> **Data for this exercise**:
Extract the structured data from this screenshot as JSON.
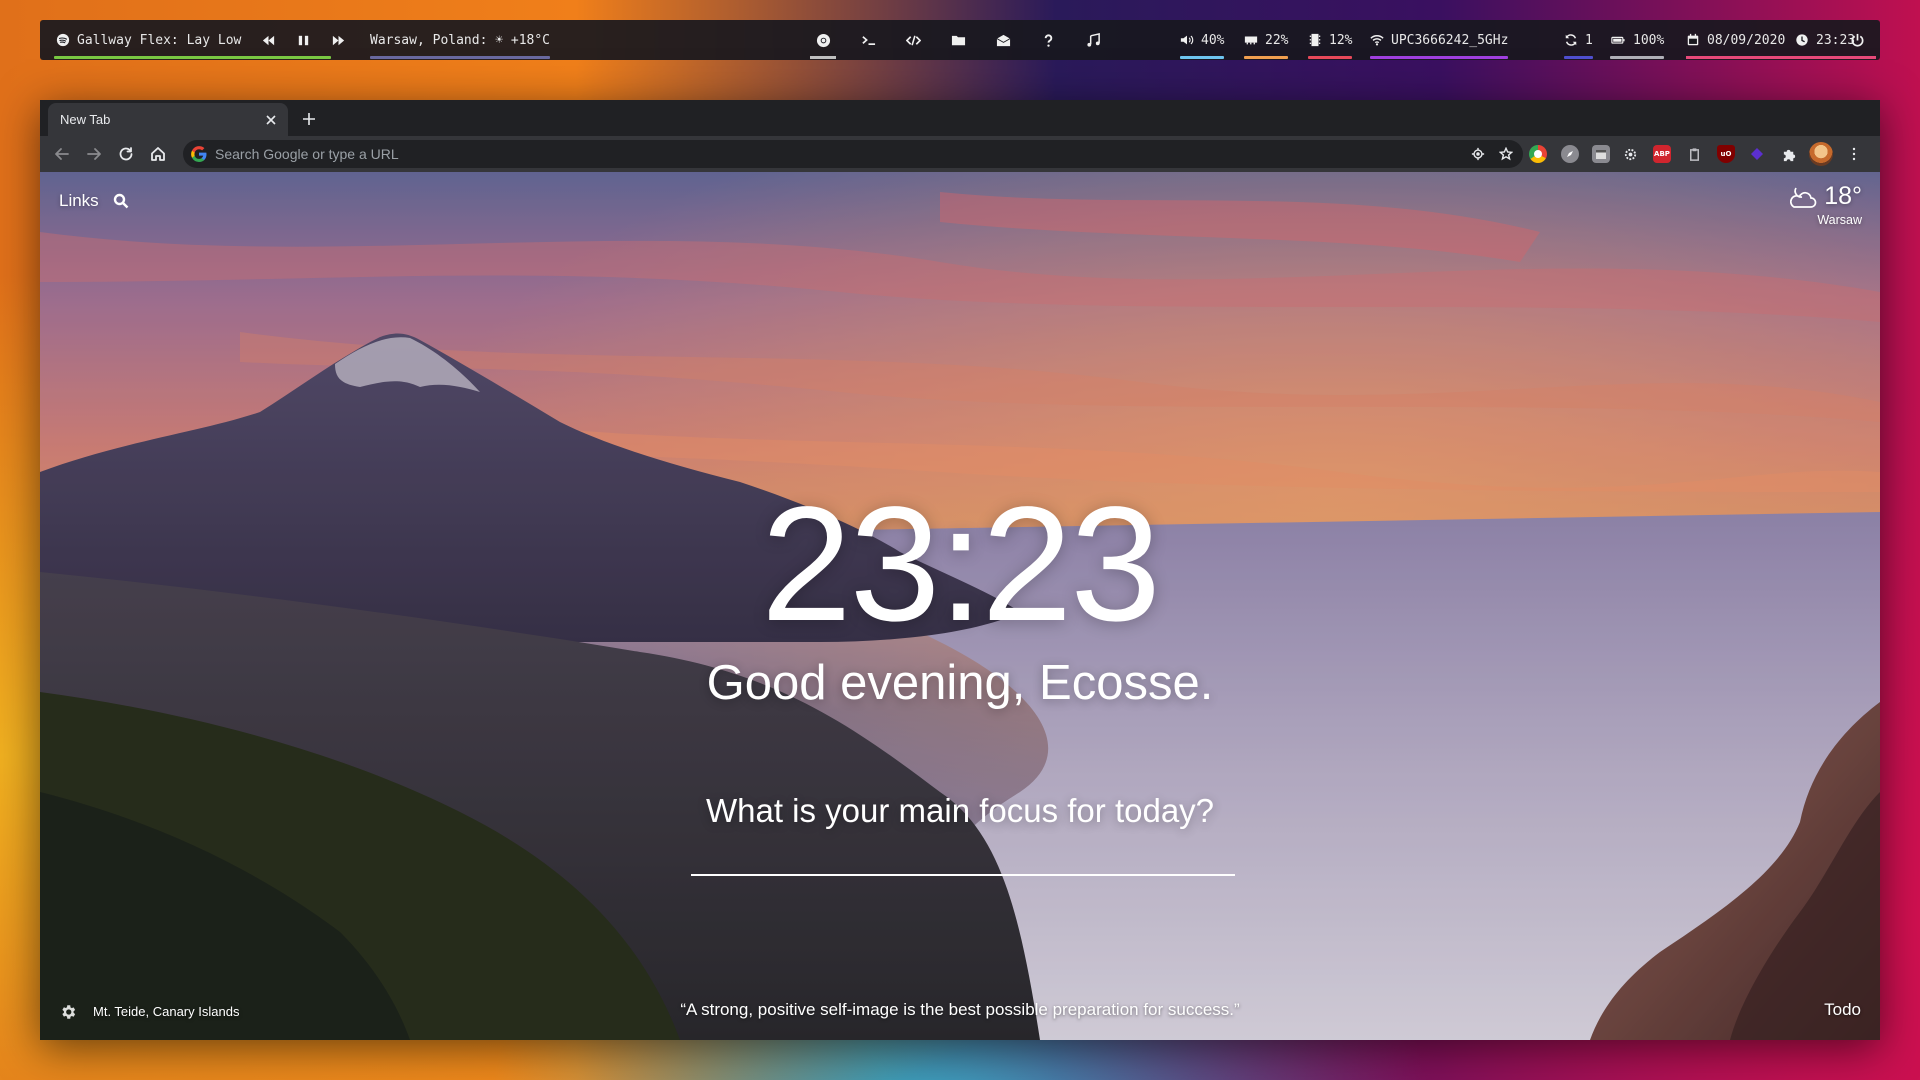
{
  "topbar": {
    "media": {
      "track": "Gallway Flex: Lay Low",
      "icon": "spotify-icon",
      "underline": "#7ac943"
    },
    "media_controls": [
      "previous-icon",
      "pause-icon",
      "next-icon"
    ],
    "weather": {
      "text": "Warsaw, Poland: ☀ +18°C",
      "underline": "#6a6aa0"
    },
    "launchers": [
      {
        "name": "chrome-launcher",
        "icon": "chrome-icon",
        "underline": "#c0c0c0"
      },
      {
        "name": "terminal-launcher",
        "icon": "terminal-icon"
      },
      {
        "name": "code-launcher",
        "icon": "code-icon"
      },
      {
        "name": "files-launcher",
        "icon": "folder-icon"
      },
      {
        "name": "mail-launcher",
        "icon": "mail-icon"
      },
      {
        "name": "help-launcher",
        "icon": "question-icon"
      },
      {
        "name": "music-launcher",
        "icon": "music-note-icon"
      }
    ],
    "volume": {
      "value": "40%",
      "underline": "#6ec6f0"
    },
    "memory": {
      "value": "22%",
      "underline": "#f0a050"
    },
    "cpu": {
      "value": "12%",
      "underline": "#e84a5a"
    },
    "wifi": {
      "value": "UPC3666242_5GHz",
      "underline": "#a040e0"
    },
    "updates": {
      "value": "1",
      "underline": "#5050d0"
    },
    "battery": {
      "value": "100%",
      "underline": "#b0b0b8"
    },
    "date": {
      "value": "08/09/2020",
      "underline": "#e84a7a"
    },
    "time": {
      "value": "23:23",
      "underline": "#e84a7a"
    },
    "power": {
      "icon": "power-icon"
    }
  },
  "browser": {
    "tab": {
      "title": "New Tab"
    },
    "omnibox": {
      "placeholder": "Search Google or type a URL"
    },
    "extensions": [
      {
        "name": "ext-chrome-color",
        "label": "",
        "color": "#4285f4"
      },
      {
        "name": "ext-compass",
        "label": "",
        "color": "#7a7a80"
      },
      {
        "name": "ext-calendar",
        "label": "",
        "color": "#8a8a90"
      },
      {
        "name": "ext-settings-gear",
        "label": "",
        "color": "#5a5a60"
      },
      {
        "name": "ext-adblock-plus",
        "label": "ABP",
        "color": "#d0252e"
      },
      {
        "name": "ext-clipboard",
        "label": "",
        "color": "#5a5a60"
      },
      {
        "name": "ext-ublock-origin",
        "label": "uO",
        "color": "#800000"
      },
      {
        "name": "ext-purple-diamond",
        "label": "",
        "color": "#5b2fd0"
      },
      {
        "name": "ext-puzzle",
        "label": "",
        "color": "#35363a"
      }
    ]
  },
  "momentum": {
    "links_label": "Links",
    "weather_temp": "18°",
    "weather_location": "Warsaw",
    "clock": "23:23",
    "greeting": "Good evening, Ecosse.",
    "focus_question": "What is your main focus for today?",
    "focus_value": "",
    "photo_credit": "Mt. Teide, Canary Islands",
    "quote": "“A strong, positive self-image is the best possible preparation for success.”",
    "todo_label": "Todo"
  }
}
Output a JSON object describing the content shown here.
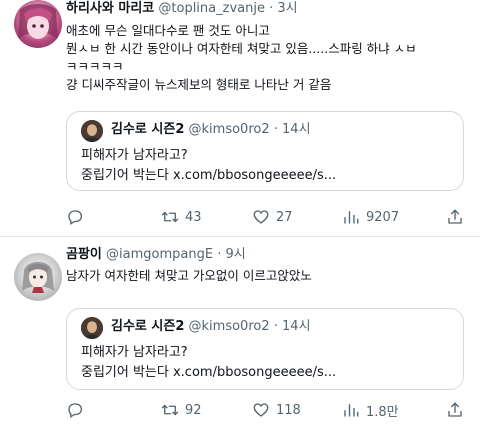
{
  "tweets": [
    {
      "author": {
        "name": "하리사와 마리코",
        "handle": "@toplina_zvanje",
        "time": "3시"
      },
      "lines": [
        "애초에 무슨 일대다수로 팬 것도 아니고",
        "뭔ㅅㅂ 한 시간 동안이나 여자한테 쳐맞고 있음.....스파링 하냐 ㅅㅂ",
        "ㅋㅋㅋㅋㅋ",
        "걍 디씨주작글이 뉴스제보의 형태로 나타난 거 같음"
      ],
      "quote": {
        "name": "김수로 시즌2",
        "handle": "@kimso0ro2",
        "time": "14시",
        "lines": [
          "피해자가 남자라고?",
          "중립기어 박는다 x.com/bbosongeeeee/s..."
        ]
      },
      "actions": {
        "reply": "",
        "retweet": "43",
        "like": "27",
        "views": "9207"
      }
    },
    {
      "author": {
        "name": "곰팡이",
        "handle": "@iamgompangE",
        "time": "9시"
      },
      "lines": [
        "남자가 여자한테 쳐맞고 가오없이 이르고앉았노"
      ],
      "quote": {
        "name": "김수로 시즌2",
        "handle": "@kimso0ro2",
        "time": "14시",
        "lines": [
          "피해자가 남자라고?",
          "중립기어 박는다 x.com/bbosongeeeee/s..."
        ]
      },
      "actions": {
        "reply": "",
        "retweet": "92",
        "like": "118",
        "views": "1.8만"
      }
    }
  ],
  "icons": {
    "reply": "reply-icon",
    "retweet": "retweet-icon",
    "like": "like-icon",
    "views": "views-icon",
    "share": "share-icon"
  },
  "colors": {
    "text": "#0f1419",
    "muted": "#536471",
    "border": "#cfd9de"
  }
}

> **What to work on**: Search the listing for the word "music" and return each line that holds it.

> **Task response**:
        "name": "music-launcher",
        "icon": "music-note-icon"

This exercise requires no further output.